* Anforderung 1 *
Schreiben Sie aus dem Textauszug zum SiDiM-Projekt den Abschnitt von "Bei wissenschaftlichen Texten" bis "Partner des Fraunhofer-Projektes." wortgetreu ab.

* Ausgewählter Textauszug *
--
Bei wissenschaftlichen Texten entstände anstatt eines ästhetischen Problems ein ganz praktisches. Wie sollen Wissenschaftler vernünftig aus Texten zitieren, wenn es von einem Satz womöglich unzählige Varianten gibt? Bemerkenswerterweise wird das SiDiM-Projekt vom Bundesministerium für Wissenschaft und Bildung gefördert. Andererseits scheint die korrekte Kennzeichnung von Zitaten bei einigen Politikern auch keine große Wichtigkeit zu haben. Neben dem Staat ist erschreckenderweise mit der MVB GmbH auch die Wirtschaftstochter des Börsenvereins des deutschen Buchhandels ein Partner des Fraunhofer-Projektes.
SiDiM: Keine konkreten Hinweise auf eBook-Einsatz
Allerdings müssten die erwähnten Veränderungen vermutlich auch erst vom jeweiligen Autor eines Werkes genehmigt werden. Ansonsten könnte es sich um eine Verletzung der Autorenrechte handeln. Zugegeben, der Autor eines im Auftrag eines Verlages erstellten Selbsthilfebuches wird sich unter Umständen nicht daran stören, wenn ein paar Sätze umgebaut werden, solange keine Sinnentstellung vorliegt. Ein Schriftsteller, der sich auf den Spuren von Joyce oder etwa Nabokov wähnt, könnte einer Veränderung seiner Texte in Abwesenheit inhaltlicher und ästhetischer Zwänge allerdings eher abweisend gegenüberstehen. Immerhin gibt es zum jetzigen Zeitpunkt keine konkreten Hinweise darauf, dass die Idee des Fraunhofer Instituts tatsächlich in naher Zukunft bei eBooks eingesetzt wird.
--
(Auflistungen von Box-Koordinaten)

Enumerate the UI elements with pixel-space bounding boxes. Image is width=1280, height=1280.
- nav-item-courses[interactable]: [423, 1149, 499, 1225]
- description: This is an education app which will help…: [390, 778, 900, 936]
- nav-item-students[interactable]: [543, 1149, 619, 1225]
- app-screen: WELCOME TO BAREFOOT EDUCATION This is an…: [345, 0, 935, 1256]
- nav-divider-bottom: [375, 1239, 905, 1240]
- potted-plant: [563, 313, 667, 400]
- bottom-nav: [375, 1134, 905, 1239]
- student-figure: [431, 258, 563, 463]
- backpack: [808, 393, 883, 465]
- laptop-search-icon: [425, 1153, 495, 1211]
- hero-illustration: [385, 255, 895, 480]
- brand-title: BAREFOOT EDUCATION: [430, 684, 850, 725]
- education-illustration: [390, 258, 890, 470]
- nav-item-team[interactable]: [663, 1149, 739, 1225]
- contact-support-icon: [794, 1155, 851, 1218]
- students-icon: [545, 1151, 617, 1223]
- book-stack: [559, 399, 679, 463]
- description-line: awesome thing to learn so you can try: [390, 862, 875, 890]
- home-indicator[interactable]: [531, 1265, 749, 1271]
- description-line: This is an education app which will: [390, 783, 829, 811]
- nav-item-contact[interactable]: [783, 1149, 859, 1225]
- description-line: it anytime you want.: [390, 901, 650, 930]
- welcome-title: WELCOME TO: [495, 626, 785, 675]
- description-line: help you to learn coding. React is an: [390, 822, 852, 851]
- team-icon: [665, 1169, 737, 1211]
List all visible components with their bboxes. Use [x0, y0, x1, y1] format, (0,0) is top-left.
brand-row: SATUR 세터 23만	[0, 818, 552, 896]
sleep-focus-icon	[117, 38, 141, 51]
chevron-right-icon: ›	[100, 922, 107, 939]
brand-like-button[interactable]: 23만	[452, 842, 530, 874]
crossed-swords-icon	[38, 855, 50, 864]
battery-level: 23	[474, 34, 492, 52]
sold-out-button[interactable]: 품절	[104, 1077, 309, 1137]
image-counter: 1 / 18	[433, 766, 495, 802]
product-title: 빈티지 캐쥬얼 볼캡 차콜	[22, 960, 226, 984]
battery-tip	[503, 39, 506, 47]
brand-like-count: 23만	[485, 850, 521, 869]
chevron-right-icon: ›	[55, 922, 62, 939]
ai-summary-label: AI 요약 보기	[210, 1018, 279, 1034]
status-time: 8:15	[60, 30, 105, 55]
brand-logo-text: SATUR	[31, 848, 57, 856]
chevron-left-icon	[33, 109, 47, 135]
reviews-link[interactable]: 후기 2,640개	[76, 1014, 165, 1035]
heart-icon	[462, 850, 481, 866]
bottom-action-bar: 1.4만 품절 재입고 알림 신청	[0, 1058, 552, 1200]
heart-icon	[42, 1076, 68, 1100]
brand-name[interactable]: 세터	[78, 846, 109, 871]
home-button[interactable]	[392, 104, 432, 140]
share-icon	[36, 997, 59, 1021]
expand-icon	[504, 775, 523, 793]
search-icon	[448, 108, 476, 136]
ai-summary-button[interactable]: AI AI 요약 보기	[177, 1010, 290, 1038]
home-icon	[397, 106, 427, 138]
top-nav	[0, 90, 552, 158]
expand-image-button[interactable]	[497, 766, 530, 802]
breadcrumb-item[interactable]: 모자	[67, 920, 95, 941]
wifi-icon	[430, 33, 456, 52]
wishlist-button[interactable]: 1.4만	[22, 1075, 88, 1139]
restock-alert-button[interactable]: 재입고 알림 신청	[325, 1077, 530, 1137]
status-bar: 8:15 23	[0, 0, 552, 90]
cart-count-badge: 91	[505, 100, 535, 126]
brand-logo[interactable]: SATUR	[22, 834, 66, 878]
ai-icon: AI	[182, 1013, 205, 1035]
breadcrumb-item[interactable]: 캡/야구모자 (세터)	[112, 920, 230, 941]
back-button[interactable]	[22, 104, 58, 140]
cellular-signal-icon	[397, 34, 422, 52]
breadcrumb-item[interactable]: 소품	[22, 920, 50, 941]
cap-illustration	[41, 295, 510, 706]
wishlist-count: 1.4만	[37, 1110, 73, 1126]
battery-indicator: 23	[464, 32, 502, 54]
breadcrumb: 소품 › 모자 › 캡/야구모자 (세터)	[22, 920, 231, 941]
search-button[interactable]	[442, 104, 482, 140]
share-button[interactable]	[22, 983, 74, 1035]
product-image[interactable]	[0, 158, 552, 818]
--
* Anforderung 2 *
Ersetzen Sie in den Datensätzen vom Anfang bis einschließlich der Zeile mit "922, 107, 939]" jedes "description-line" durch "text-line". Geben Sie nur diese Zeilen wieder und lassen Sie alles andere unverändert.

* Ergebnis der Aufgabe 1 *
Bei wissenschaftlichen Texten entstände anstatt eines ästhetischen Problems ein ganz praktisches. Wie sollen Wissenschaftler vernünftig aus Texten zitieren, wenn es von einem Satz womöglich unzählige Varianten gibt? Bemerkenswerterweise wird das SiDiM-Projekt vom Bundesministerium für Wissenschaft und Bildung gefördert. Andererseits scheint die korrekte Kennzeichnung von Zitaten bei einigen Politikern auch keine große Wichtigkeit zu haben. Neben dem Staat ist erschreckenderweise mit der MVB GmbH auch die Wirtschaftstochter des Börsenvereins des deutschen Buchhandels ein Partner des Fraunhofer-Projektes.

* Ergebnis der Aufgabe 2 *
Enumerate the UI elements with pixel-space bounding boxes. Image is width=1280, height=1280.
- nav-item-courses[interactable]: [423, 1149, 499, 1225]
- description: This is an education app which will help…: [390, 778, 900, 936]
- nav-item-students[interactable]: [543, 1149, 619, 1225]
- app-screen: WELCOME TO BAREFOOT EDUCATION This is an…: [345, 0, 935, 1256]
- nav-divider-bottom: [375, 1239, 905, 1240]
- potted-plant: [563, 313, 667, 400]
- bottom-nav: [375, 1134, 905, 1239]
- student-figure: [431, 258, 563, 463]
- backpack: [808, 393, 883, 465]
- laptop-search-icon: [425, 1153, 495, 1211]
- hero-illustration: [385, 255, 895, 480]
- brand-title: BAREFOOT EDUCATION: [430, 684, 850, 725]
- education-illustration: [390, 258, 890, 470]
- nav-item-team[interactable]: [663, 1149, 739, 1225]
- contact-support-icon: [794, 1155, 851, 1218]
- students-icon: [545, 1151, 617, 1223]
- book-stack: [559, 399, 679, 463]
- text-line: awesome thing to learn so you can try: [390, 862, 875, 890]
- home-indicator[interactable]: [531, 1265, 749, 1271]
- text-line: This is an education app which will: [390, 783, 829, 811]
- nav-item-contact[interactable]: [783, 1149, 859, 1225]
- text-line: it anytime you want.: [390, 901, 650, 930]
- welcome-title: WELCOME TO: [495, 626, 785, 675]
- text-line: help you to learn coding. React is an: [390, 822, 852, 851]
- team-icon: [665, 1169, 737, 1211]
List all visible components with their bboxes. Use [x0, y0, x1, y1] format, (0,0) is top-left.
brand-row: SATUR 세터 23만	[0, 818, 552, 896]
sleep-focus-icon	[117, 38, 141, 51]
chevron-right-icon: ›	[100, 922, 107, 939]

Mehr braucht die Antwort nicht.